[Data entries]
§

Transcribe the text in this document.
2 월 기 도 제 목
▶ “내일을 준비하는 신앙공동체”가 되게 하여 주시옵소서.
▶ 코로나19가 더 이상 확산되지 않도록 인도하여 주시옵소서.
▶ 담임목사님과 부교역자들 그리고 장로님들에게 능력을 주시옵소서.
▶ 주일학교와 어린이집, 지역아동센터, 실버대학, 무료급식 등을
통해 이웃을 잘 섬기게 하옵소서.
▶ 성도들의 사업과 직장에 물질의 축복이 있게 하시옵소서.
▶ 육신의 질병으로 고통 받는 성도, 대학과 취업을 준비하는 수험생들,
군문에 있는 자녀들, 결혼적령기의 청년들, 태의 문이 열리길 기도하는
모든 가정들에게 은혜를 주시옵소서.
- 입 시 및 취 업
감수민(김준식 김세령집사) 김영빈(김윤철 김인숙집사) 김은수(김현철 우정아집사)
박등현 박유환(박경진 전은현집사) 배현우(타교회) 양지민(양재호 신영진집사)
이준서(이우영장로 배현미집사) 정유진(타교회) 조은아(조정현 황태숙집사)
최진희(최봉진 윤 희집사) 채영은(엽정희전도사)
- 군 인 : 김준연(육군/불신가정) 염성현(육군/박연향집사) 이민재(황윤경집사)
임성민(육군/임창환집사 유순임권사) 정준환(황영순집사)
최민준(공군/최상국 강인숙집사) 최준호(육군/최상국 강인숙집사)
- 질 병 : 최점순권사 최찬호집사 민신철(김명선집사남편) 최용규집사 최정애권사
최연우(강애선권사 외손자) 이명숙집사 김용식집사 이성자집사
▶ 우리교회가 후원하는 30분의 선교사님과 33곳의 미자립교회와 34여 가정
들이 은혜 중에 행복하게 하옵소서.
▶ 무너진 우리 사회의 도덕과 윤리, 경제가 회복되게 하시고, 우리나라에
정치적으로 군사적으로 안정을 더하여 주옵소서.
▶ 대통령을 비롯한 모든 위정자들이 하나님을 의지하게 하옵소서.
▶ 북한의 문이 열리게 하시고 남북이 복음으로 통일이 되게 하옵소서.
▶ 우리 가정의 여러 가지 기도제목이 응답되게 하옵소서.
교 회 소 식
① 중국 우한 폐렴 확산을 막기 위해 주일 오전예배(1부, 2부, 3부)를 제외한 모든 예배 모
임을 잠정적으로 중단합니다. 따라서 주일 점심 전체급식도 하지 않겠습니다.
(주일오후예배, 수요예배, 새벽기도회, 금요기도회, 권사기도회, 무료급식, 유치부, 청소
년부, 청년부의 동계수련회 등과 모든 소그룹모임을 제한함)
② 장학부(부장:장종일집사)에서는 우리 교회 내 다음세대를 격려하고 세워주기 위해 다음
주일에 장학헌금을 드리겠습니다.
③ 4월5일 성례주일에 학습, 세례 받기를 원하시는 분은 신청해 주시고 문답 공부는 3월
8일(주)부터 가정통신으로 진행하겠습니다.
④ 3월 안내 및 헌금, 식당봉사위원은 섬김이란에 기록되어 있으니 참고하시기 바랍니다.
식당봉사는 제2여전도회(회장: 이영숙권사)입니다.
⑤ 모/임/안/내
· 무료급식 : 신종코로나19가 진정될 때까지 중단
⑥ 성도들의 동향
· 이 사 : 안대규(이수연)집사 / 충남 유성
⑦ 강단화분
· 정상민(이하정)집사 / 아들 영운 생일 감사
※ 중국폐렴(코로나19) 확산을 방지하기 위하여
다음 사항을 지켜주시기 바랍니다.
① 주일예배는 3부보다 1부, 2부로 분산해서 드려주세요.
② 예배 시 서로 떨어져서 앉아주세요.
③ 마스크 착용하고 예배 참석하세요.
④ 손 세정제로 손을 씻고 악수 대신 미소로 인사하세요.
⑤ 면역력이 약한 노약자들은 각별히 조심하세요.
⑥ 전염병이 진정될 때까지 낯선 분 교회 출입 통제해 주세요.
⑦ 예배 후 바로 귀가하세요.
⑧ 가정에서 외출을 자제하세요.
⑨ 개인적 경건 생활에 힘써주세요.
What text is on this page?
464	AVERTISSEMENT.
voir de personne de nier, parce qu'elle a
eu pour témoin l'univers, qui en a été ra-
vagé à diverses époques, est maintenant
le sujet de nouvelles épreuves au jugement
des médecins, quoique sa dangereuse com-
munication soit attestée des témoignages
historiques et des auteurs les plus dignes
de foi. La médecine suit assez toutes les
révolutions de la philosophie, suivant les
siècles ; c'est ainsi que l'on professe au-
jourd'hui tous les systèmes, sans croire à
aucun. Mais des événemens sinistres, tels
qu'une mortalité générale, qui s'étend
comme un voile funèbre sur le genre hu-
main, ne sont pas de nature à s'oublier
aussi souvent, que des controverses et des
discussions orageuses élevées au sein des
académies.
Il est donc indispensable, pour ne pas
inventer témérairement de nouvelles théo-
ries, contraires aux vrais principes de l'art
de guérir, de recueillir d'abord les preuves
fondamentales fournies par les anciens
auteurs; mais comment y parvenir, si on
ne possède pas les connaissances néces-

§

### The exercise:
Gather each line of the listing that holds the string "pour".

### Result for this exercise:
eu pour témoin l'univers, qui en a été ra-
Il est donc indispensable, pour ne pas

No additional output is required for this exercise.